[EXCERPT]

Well, this is awkward… A recent study on friendship just revealed some facts that might make you question a few friendships in your life. The paper published along with the study, “Are You Your Friends’ Friend? Poor Perception of Friendship Ties Limits the Ability to Promote Behavioral Change,” looks at friendship and peer influence as they relate to practical social situations, like the “buddy system” that many people use in order to be held accountable for weight loss, alcohol use, or smoking cessation. But what the study revealed was something that can apply to all of us: the people we consider our friends might not feel the same way about us. Yikes.
For instance, when one considers another individual as “friend”, the common expectation is that this other individual also thinks of them as friends…Despite this common expectation, in reality not all friendships are reciprocal. When analyzing self-reported relationship surveys from several experiments, we find that the vast majority of friendships are expected to be reciprocal, while in reality, only about half of them are indeed reciprocal. These findings suggest a profound inability of people to perceive friendship reciprocity, perhaps because the possibility of non-reciprocal friendship challenges one’s self-image.

[PROBLEM TO WORK ON] Could you transcribe the passage on the friendship study word for word, starting with "Well, this is" and going on through "about us. Yikes."?

[GIVEN DATA]
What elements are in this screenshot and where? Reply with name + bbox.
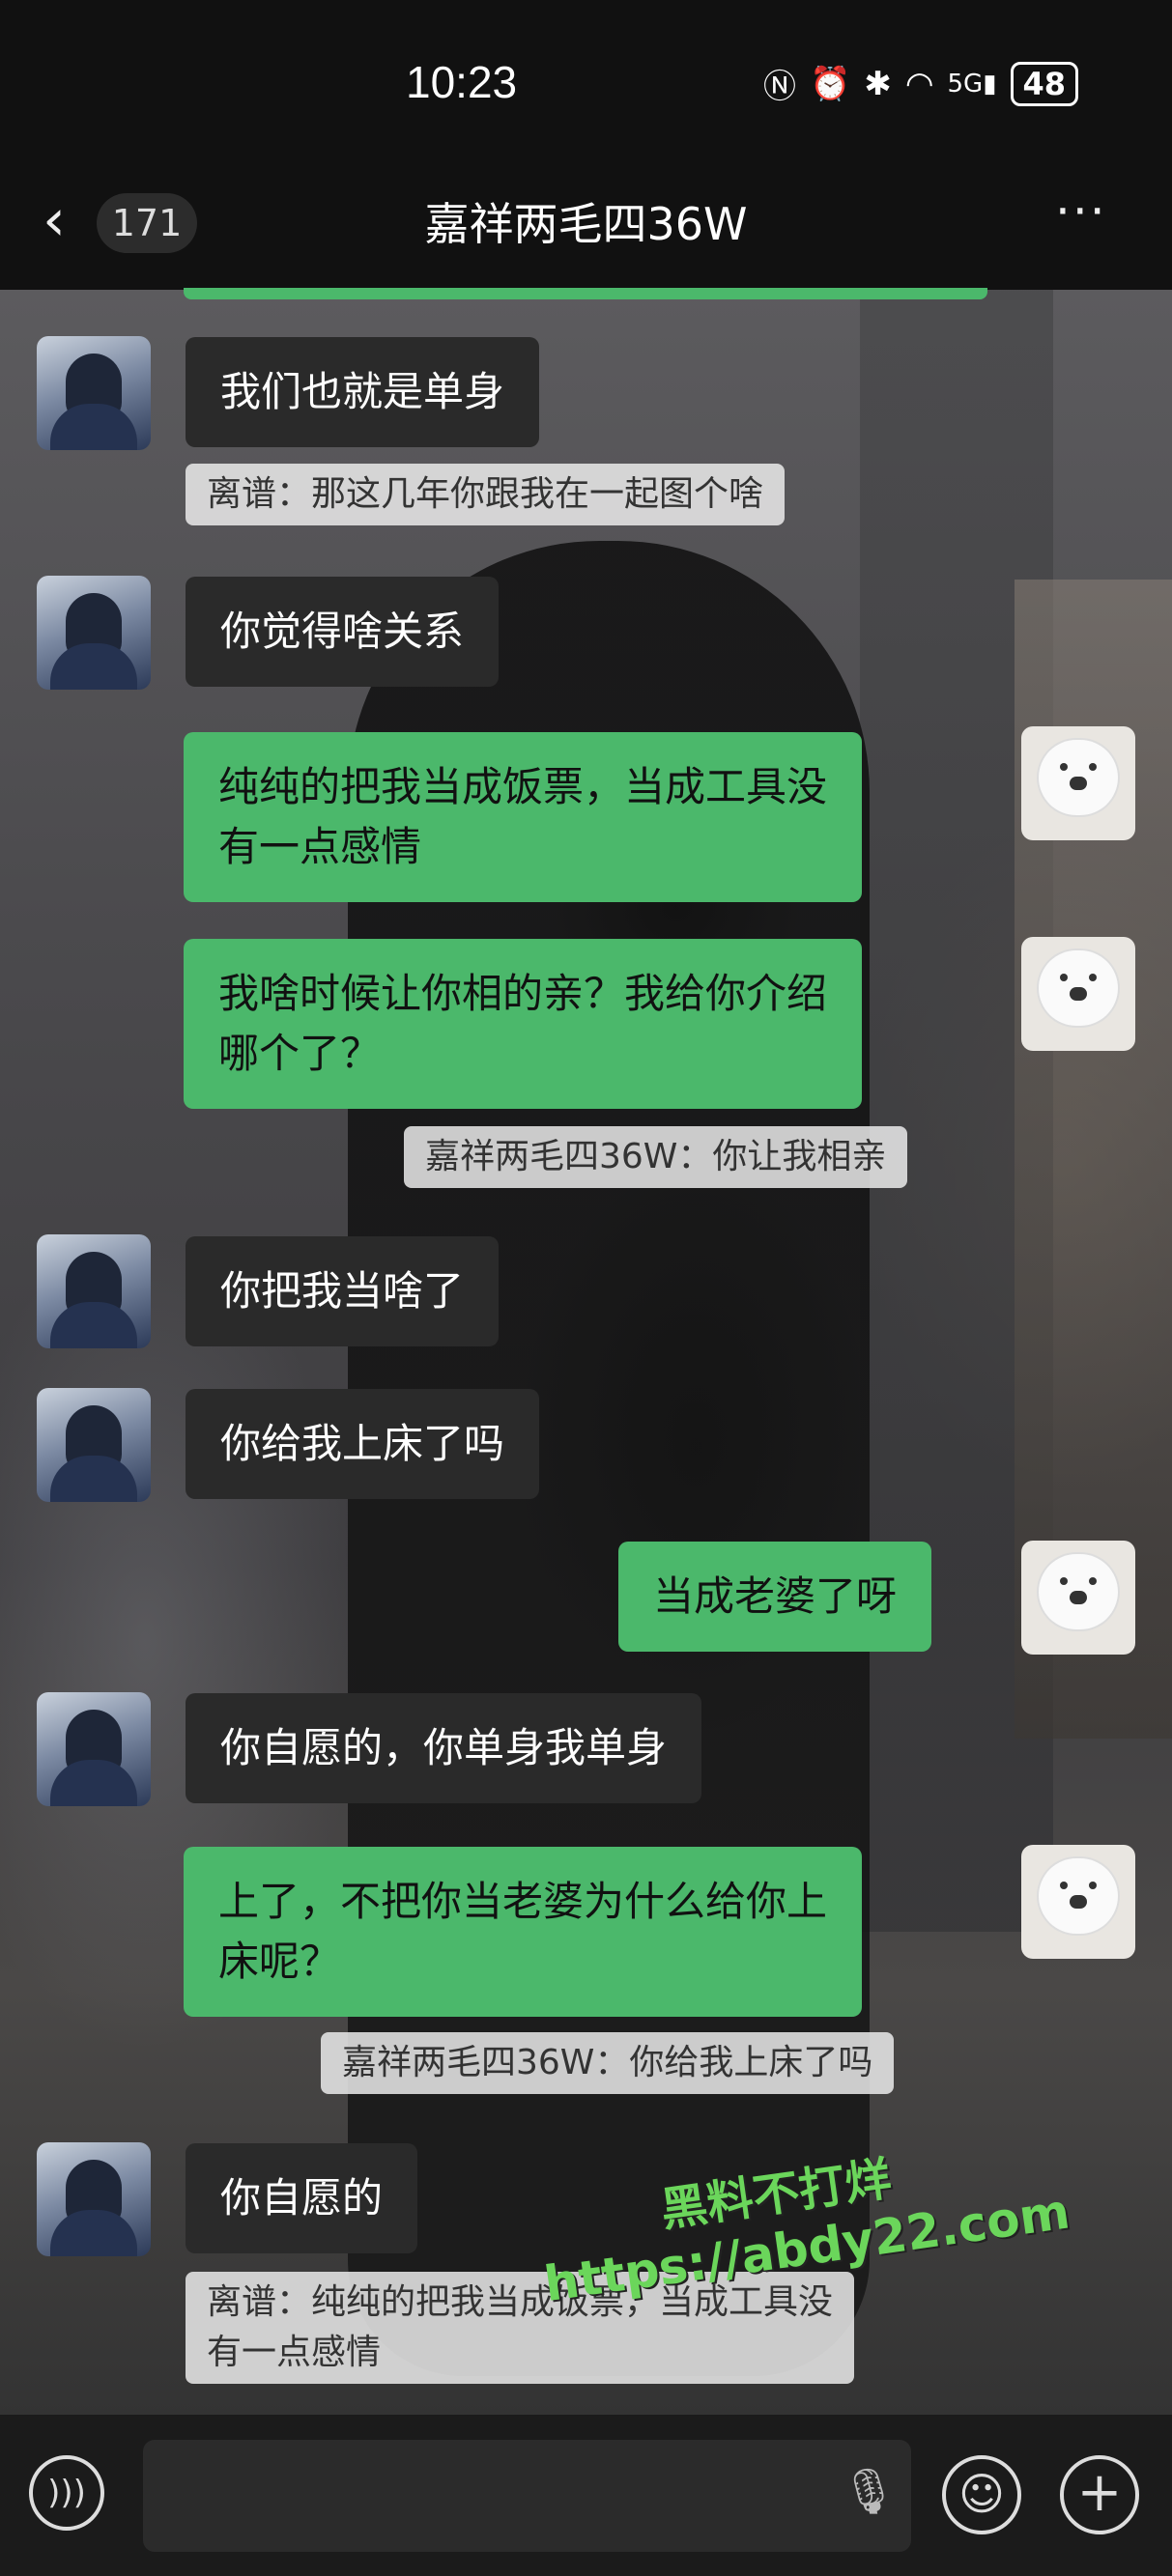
quoted-message[interactable]: 嘉祥两毛四36W：你让我相亲 — [404, 1126, 908, 1188]
my-avatar[interactable] — [1021, 1541, 1135, 1655]
message-bubble-sent[interactable]: 纯纯的把我当成饭票，当成工具没 有一点感情 — [184, 732, 863, 902]
input-bar: ))) 🎙 ☺ + — [0, 2415, 1172, 2576]
message-input[interactable] — [143, 2440, 911, 2552]
message-bubble-received[interactable]: 你自愿的 — [186, 2143, 418, 2253]
alarm-icon: ⏰ — [810, 64, 851, 103]
contact-avatar[interactable] — [37, 1388, 151, 1502]
chat-header: ‹ 171 嘉祥两毛四36W ··· — [0, 164, 1172, 290]
emoji-button[interactable]: ☺ — [942, 2455, 1021, 2534]
microphone-icon[interactable]: 🎙 — [841, 2465, 897, 2518]
message-bubble-received[interactable]: 你自愿的，你单身我单身 — [186, 1693, 702, 1803]
quoted-message[interactable]: 离谱：那这几年你跟我在一起图个啥 — [186, 464, 786, 525]
contact-avatar[interactable] — [37, 2142, 151, 2256]
my-avatar[interactable] — [1021, 1845, 1135, 1959]
battery-indicator: 48 — [1010, 61, 1079, 106]
contact-avatar[interactable] — [37, 1692, 151, 1806]
quoted-message[interactable]: 嘉祥两毛四36W：你给我上床了吗 — [321, 2032, 895, 2094]
contact-avatar[interactable] — [37, 576, 151, 690]
message-bubble-received[interactable]: 你把我当啥了 — [186, 1236, 500, 1346]
more-options-icon[interactable]: ··· — [1055, 184, 1107, 240]
message-bubble-sent[interactable]: 上了，不把你当老婆为什么给你上 床呢？ — [184, 1847, 863, 2017]
chat-title: 嘉祥两毛四36W — [424, 198, 748, 250]
voice-input-button[interactable]: ))) — [29, 2455, 104, 2531]
my-avatar[interactable] — [1021, 726, 1135, 840]
status-bar: 10:23 Ⓝ ⏰ ✱ ◠ 5G▮ 48 — [0, 0, 1172, 164]
message-bubble-sent[interactable]: 当成老婆了呀 — [618, 1542, 932, 1652]
chat-background-photo — [0, 290, 1172, 2415]
wifi-icon: ◠ — [904, 64, 934, 103]
message-bubble-received[interactable]: 你觉得啥关系 — [186, 577, 500, 687]
my-avatar[interactable] — [1021, 937, 1135, 1051]
message-bubble-sent[interactable]: 我啥时候让你相的亲？我给你介绍 哪个了？ — [184, 939, 863, 1109]
message-bubble-received[interactable]: 你给我上床了吗 — [186, 1389, 540, 1499]
bluetooth-icon: ✱ — [864, 64, 892, 103]
quoted-message[interactable]: 离谱：纯纯的把我当成饭票，当成工具没 有一点感情 — [186, 2272, 855, 2384]
contact-avatar[interactable] — [37, 1234, 151, 1348]
nfc-icon: Ⓝ — [763, 68, 796, 106]
previous-message-bubble-edge — [184, 288, 987, 299]
message-bubble-received[interactable]: 我们也就是单身 — [186, 337, 540, 447]
signal-5g-icon: 5G▮ — [947, 69, 997, 99]
status-icons: Ⓝ ⏰ ✱ ◠ 5G▮ 48 — [763, 60, 1079, 107]
more-actions-plus-button[interactable]: + — [1060, 2455, 1139, 2534]
contact-avatar[interactable] — [37, 336, 151, 450]
status-time: 10:23 — [406, 57, 518, 107]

[REPLY]
Well, this is awkward… A recent study on friendship just revealed some facts that might make you question a few friendships in your life. The paper published along with the study, “Are You Your Friends’ Friend? Poor Perception of Friendship Ties Limits the Ability to Promote Behavioral Change,” looks at friendship and peer influence as they relate to practical social situations, like the “buddy system” that many people use in order to be held accountable for weight loss, alcohol use, or smoking cessation. But what the study revealed was something that can apply to all of us: the people we consider our friends might not feel the same way about us. Yikes.